PROVIDED PASSAGE:
# Help with Teddy's AKC name



## Jennifer (Sep 12, 2009)

I hope it's okay to post this here...

My family and I have been trying to think of a good AKC name for Teddy, but we're completely drawing a blank. His name has to start with Dichi.

Here is Teddy...










Dam: Kattwalk Dichi It's Only Money "Moulah"
Sire: Dichi Go Unchallenged "Victor"

Thank you for any help!


----------



## Ambesi (Jul 16, 2009)

Do you want his call name in his registered name in anyway? Do you have an idea of a direction you are hoping to go? Information about how/why you chose his call name would be helpful as well.


----------



## cubbysan (Mar 13, 2007)

Dichi's Can't Bear To Be Without U "Teddy"
Dichi's Stuffed With Love "Teddy"


----------



## mylissyk (Feb 25, 2007)

Dichi To the Victor Go the Spoils 

Kind of a play on Money and Victor


----------



## NuttinButGoldens (Jan 10, 2009)

Winner !!!





cubbysan said:


> Dichi's Can't Bear To Be Without U "Teddy"
> Dichi's Stuffed With Love "Teddy"


----------



## Ambesi (Jul 16, 2009)

cubbysan said:


> Dichi's Can't Bear To Be Without U "Teddy"
> Dichi's Stuffed With Love "Teddy"


I love these!


----------



## AmbikaGR (Dec 31, 2007)

You could tie it in to Teddy Roosevelt who has some amazing quotes that still stand the test of time almost a century later. You can find many of his more famous quotes here.

SOURCE MATERIAL:

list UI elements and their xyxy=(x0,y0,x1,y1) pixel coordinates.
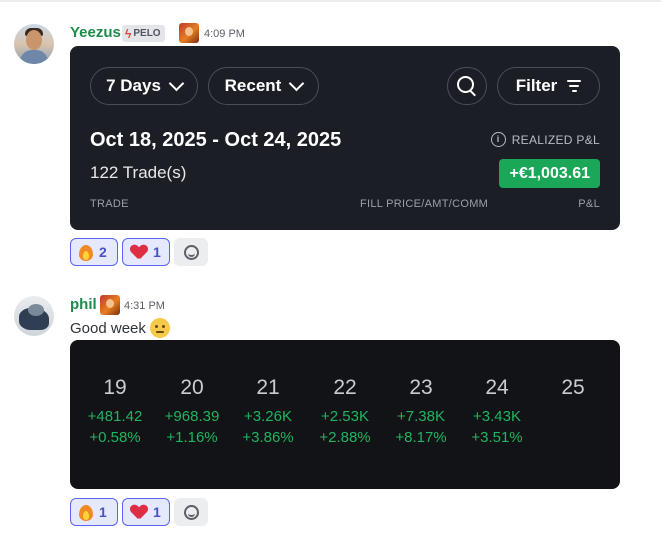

EXERCISE INSTRUCTIONS: Please list every full registered name suggested for Teddy in the thread about his AKC name, giving each one once.

REPLY:
- Dichi's Can't Bear To Be Without U "Teddy"
- Dichi's Stuffed With Love "Teddy"
- Dichi To the Victor Go the Spoils